Task brief: Identify the lines that contain the string "document" and copy all of them.

Data extract:

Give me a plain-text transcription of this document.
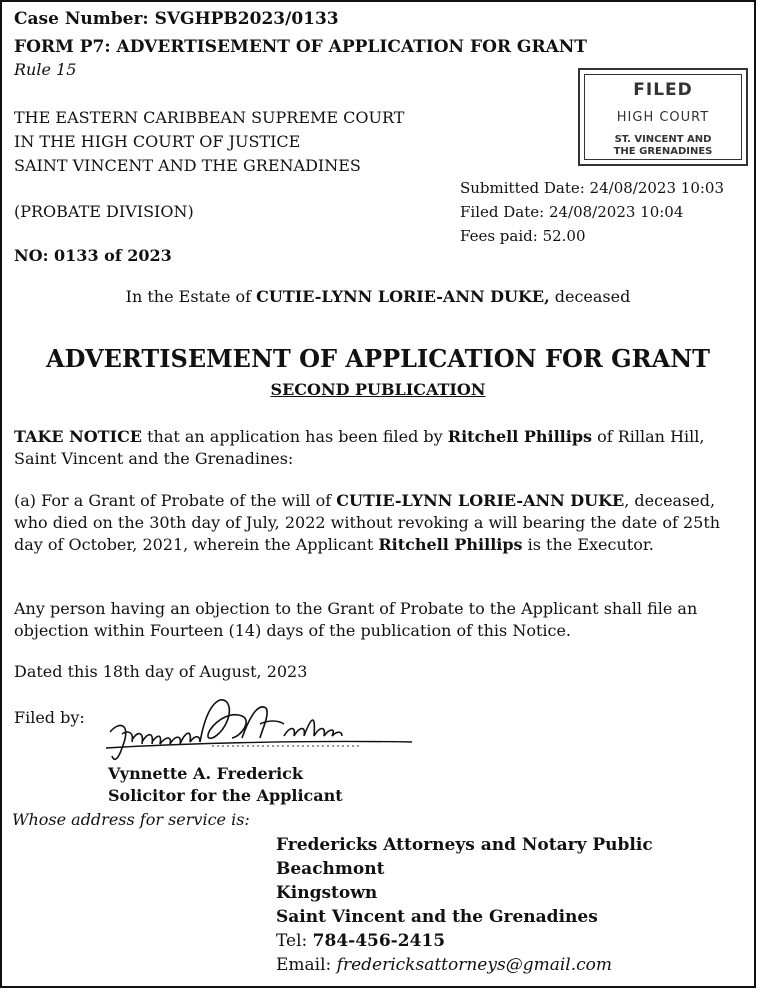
Case Number: SVGHPB2023/0133
FORM P7: ADVERTISEMENT OF APPLICATION FOR GRANT
Rule 15
THE EASTERN CARIBBEAN SUPREME COURT
IN THE HIGH COURT OF JUSTICE
SAINT VINCENT AND THE GRENADINES
(PROBATE DIVISION)
NO: 0133 of 2023
FILED
HIGH COURT
ST. VINCENT AND
THE GRENADINES
Submitted Date: 24/08/2023 10:03
Filed Date: 24/08/2023 10:04
Fees paid: 52.00
In the Estate of CUTIE-LYNN LORIE-ANN DUKE, deceased
ADVERTISEMENT OF APPLICATION FOR GRANT
SECOND PUBLICATION
TAKE NOTICE that an application has been filed by Ritchell Phillips of Rillan Hill, Saint Vincent and the Grenadines:
(a) For a Grant of Probate of the will of CUTIE-LYNN LORIE-ANN DUKE, deceased, who died on the 30th day of July, 2022 without revoking a will bearing the date of 25th day of October, 2021, wherein the Applicant Ritchell Phillips is the Executor.
Any person having an objection to the Grant of Probate to the Applicant shall file an objection within Fourteen (14) days of the publication of this Notice.
Dated this 18th day of August, 2023
Filed by:
Vynnette A. Frederick
Solicitor for the Applicant
Whose address for service is:
Fredericks Attorneys and Notary Public
Beachmont
Kingstown
Saint Vincent and the Grenadines
Tel: 784-456-2415
Email: fredericksattorneys@gmail.com
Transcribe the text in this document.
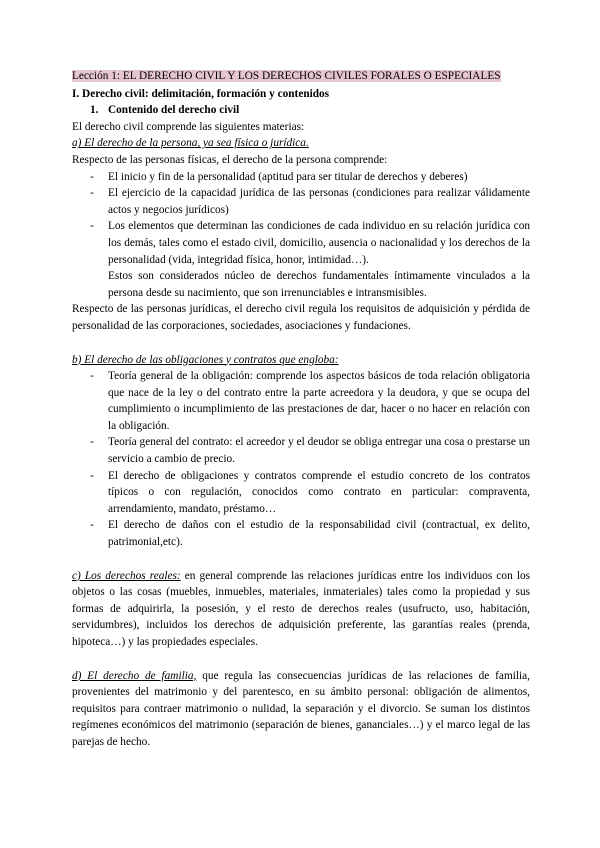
Lección 1: EL DERECHO CIVIL Y LOS DERECHOS CIVILES FORALES O ESPECIALES
I. Derecho civil: delimitación, formación y contenidos
1. Contenido del derecho civil

El derecho civil comprende las siguientes materias:

a) El derecho de la persona, ya sea física o jurídica.

Respecto de las personas físicas, el derecho de la persona comprende:

- El inicio y fin de la personalidad (aptitud para ser titular de derechos y deberes)
- El ejercicio de la capacidad jurídica de las personas (condiciones para realizar válidamente actos y negocios jurídicos)
- Los elementos que determinan las condiciones de cada individuo en su relación jurídica con los demás, tales como el estado civil, domicilio, ausencia o nacionalidad y los derechos de la personalidad (vida, integridad física, honor, intimidad…).

Estos son considerados núcleo de derechos fundamentales íntimamente vinculados a la persona desde su nacimiento, que son irrenunciables e intransmisibles.

Respecto de las personas jurídicas, el derecho civil regula los requisitos de adquisición y pérdida de personalidad de las corporaciones, sociedades, asociaciones y fundaciones.

b) El derecho de las obligaciones y contratos que engloba:

- Teoría general de la obligación: comprende los aspectos básicos de toda relación obligatoria que nace de la ley o del contrato entre la parte acreedora y la deudora, y que se ocupa del cumplimiento o incumplimiento de las prestaciones de dar, hacer o no hacer en relación con la obligación.
- Teoría general del contrato: el acreedor y el deudor se obliga entregar una cosa o prestarse un servicio a cambio de precio.
- El derecho de obligaciones y contratos comprende el estudio concreto de los contratos típicos o con regulación, conocidos como contrato en particular: compraventa, arrendamiento, mandato, préstamo…
- El derecho de daños con el estudio de la responsabilidad civil (contractual, ex delito, patrimonial,etc).

c) Los derechos reales: en general comprende las relaciones jurídicas entre los individuos con los objetos o las cosas (muebles, inmuebles, materiales, inmateriales) tales como la propiedad y sus formas de adquirirla, la posesión, y el resto de derechos reales (usufructo, uso, habitación, servidumbres), incluidos los derechos de adquisición preferente, las garantías reales (prenda, hipoteca…) y las propiedades especiales.

d) El derecho de familia, que regula las consecuencias jurídicas de las relaciones de familia, provenientes del matrimonio y del parentesco, en su ámbito personal: obligación de alimentos, requisitos para contraer matrimonio o nulidad, la separación y el divorcio. Se suman los distintos regímenes económicos del matrimonio (separación de bienes, gananciales…) y el marco legal de las parejas de hecho.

Response:
Give me a plain-text transcription of this document.
Transcribe the text in this document.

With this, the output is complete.